**Exercise goal:**
Search the material for the string "this" and copy each line where it occurs.

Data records
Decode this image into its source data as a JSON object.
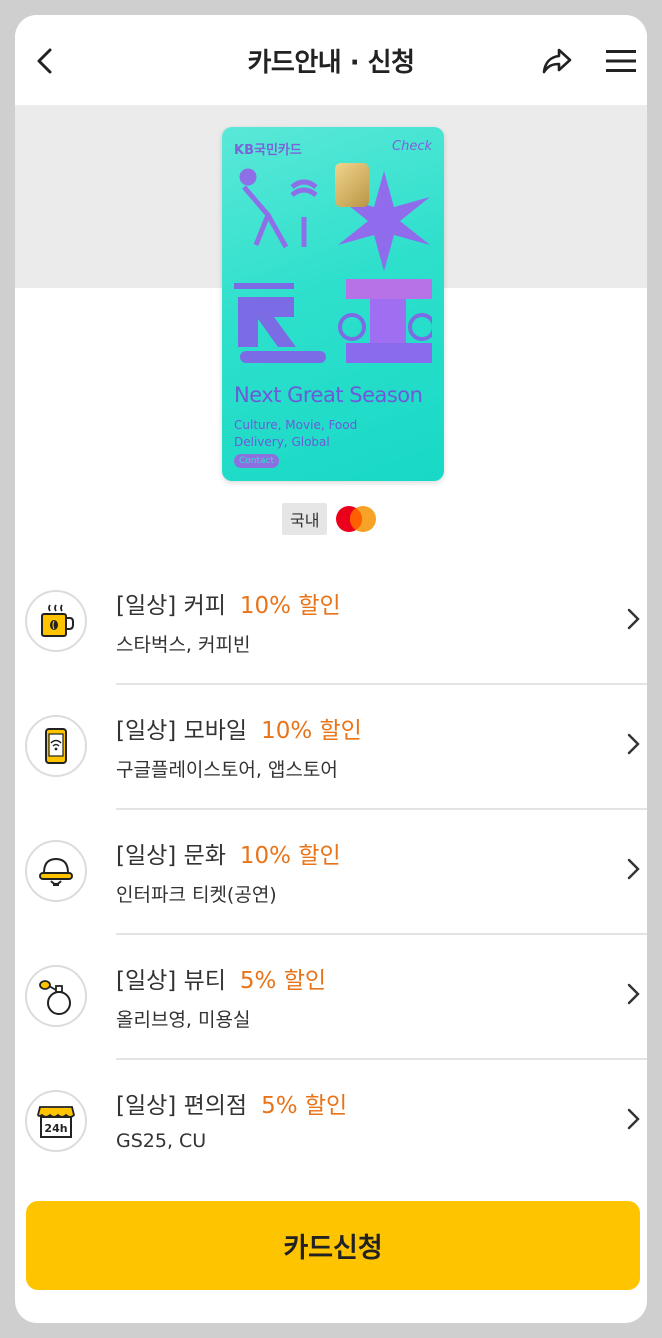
{
  "header": {
    "title": "카드안내 · 신청",
    "back_icon": "chevron-left-icon",
    "share_icon": "share-icon",
    "menu_icon": "hamburger-menu-icon"
  },
  "card": {
    "brand": "KB국민카드",
    "type": "Check",
    "slogan": "Next Great Season",
    "desc_line1": "Culture, Movie, Food",
    "desc_line2": "Delivery, Global",
    "tag": "Contact"
  },
  "badges": {
    "domestic": "국내",
    "network_icon": "mastercard-logo"
  },
  "benefits": [
    {
      "category": "[일상] 커피",
      "discount": "10% 할인",
      "detail": "스타벅스, 커피빈",
      "icon": "coffee-cup-icon"
    },
    {
      "category": "[일상] 모바일",
      "discount": "10% 할인",
      "detail": "구글플레이스토어, 앱스토어",
      "icon": "smartphone-icon"
    },
    {
      "category": "[일상] 문화",
      "discount": "10% 할인",
      "detail": "인터파크 티켓(공연)",
      "icon": "theater-icon"
    },
    {
      "category": "[일상] 뷰티",
      "discount": "5% 할인",
      "detail": "올리브영, 미용실",
      "icon": "perfume-icon"
    },
    {
      "category": "[일상] 편의점",
      "discount": "5% 할인",
      "detail": "GS25, CU",
      "icon": "store-24h-icon"
    }
  ],
  "apply_button": "카드신청",
  "colors": {
    "accent": "#ffc400",
    "discount": "#e8741a",
    "card_mint": "#2ee0cc",
    "card_purple": "#7c63d9"
  }
}
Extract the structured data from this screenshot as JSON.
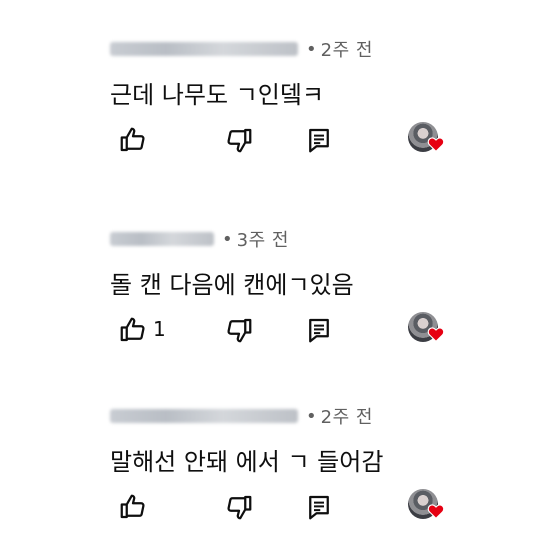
{
  "separator": "•",
  "comments": [
    {
      "time": "2주 전",
      "text": "근데 나무도 ㄱ인뎈ㅋ",
      "like_count": "",
      "icons": [
        "thumb-up-icon",
        "thumb-down-icon",
        "reply-icon",
        "creator-avatar",
        "heart-icon"
      ]
    },
    {
      "time": "3주 전",
      "text": "돌 캔 다음에 캔에ㄱ있음",
      "like_count": "1",
      "icons": [
        "thumb-up-icon",
        "thumb-down-icon",
        "reply-icon",
        "creator-avatar",
        "heart-icon"
      ]
    },
    {
      "time": "2주 전",
      "text": "말해선 안돼 에서 ㄱ 들어감",
      "like_count": "",
      "icons": [
        "thumb-up-icon",
        "thumb-down-icon",
        "reply-icon",
        "creator-avatar",
        "heart-icon"
      ]
    }
  ],
  "colors": {
    "text": "#0f0f0f",
    "meta": "#606060",
    "heart": "#e60012"
  }
}
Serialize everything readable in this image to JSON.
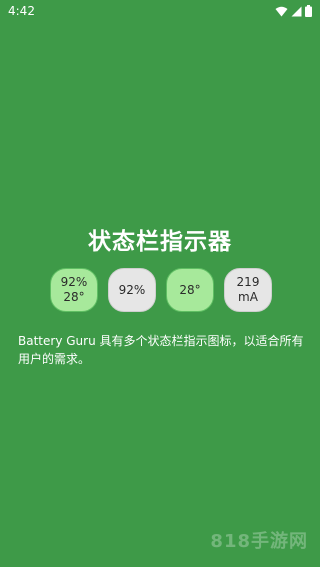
{
  "status_bar": {
    "time": "4:42"
  },
  "main": {
    "title": "状态栏指示器",
    "indicators": [
      {
        "line1": "92%",
        "line2": "28°",
        "style": "green"
      },
      {
        "line1": "92%",
        "line2": "",
        "style": "gray"
      },
      {
        "line1": "28°",
        "line2": "",
        "style": "green"
      },
      {
        "line1": "219",
        "line2": "mA",
        "style": "gray"
      }
    ],
    "description": "Battery Guru 具有多个状态栏指示图标，以适合所有用户的需求。"
  },
  "watermark": "818手游网",
  "colors": {
    "background": "#3e9a48",
    "indicator_green": "#a7e99b",
    "indicator_gray": "#e6e6e6"
  }
}
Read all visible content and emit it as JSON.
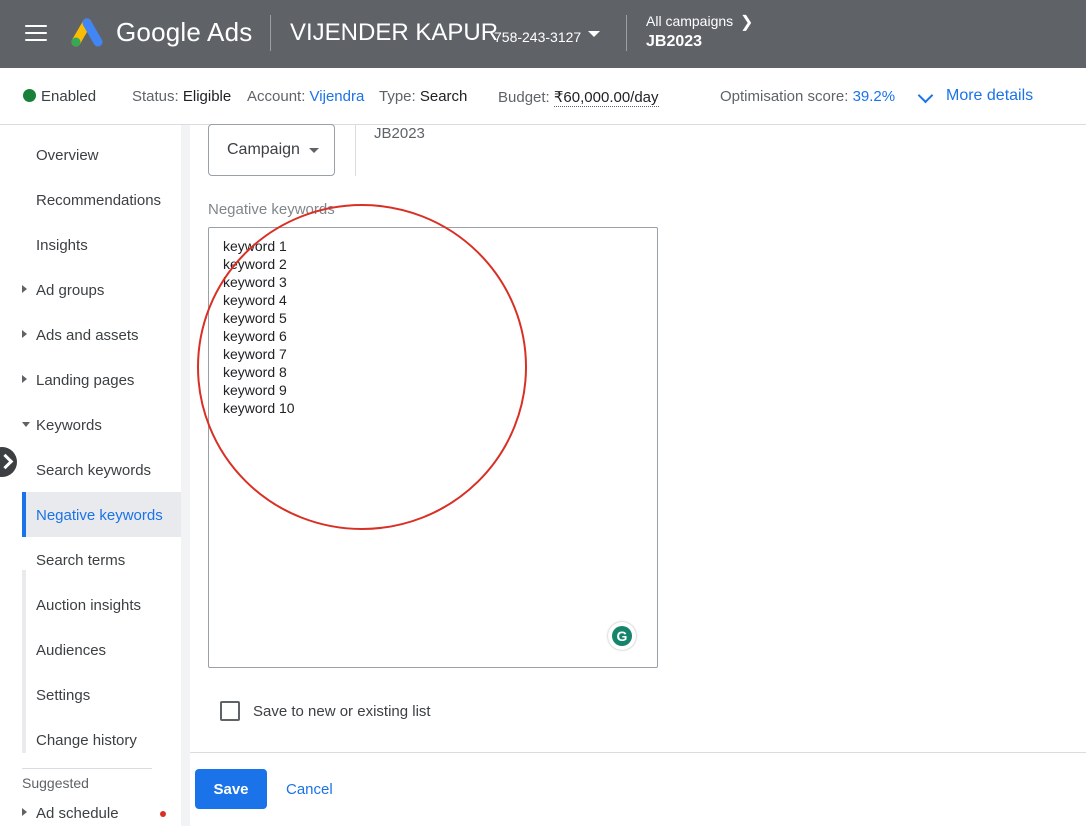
{
  "header": {
    "brand": "Google Ads",
    "account_name": "VIJENDER KAPUR",
    "account_id": "758-243-3127",
    "breadcrumb_parent": "All campaigns",
    "breadcrumb_current": "JB2023"
  },
  "status_bar": {
    "state": "Enabled",
    "status_label": "Status:",
    "status_value": "Eligible",
    "account_label": "Account:",
    "account_value": "Vijendra",
    "type_label": "Type:",
    "type_value": "Search",
    "budget_label": "Budget:",
    "budget_value": "₹60,000.00/day",
    "optimisation_label": "Optimisation score:",
    "optimisation_value": "39.2%",
    "more_details": "More details"
  },
  "sidebar": {
    "overview": "Overview",
    "recommendations": "Recommendations",
    "insights": "Insights",
    "ad_groups": "Ad groups",
    "ads_assets": "Ads and assets",
    "landing_pages": "Landing pages",
    "keywords": "Keywords",
    "search_keywords": "Search keywords",
    "negative_keywords": "Negative keywords",
    "search_terms": "Search terms",
    "auction_insights": "Auction insights",
    "audiences": "Audiences",
    "settings": "Settings",
    "change_history": "Change history",
    "suggested": "Suggested",
    "ad_schedule": "Ad schedule"
  },
  "form": {
    "level_select": "Campaign",
    "campaign_name": "JB2023",
    "negative_keywords_label": "Negative keywords",
    "keywords": [
      "keyword 1",
      "keyword 2",
      "keyword 3",
      "keyword 4",
      "keyword 5",
      "keyword 6",
      "keyword 7",
      "keyword 8",
      "keyword 9",
      "keyword 10"
    ],
    "save_to_list_label": "Save to new or existing list",
    "save_to_list_checked": false,
    "save_label": "Save",
    "cancel_label": "Cancel"
  },
  "colors": {
    "topbar": "#5f6368",
    "accent": "#1a73e8",
    "enabled_dot": "#188038",
    "annotation": "#d93025"
  }
}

**Result below:**
Decode this image into its source data as a JSON object.
Extract the structured data from this screenshot as JSON.
Serialize everything readable in this image to JSON.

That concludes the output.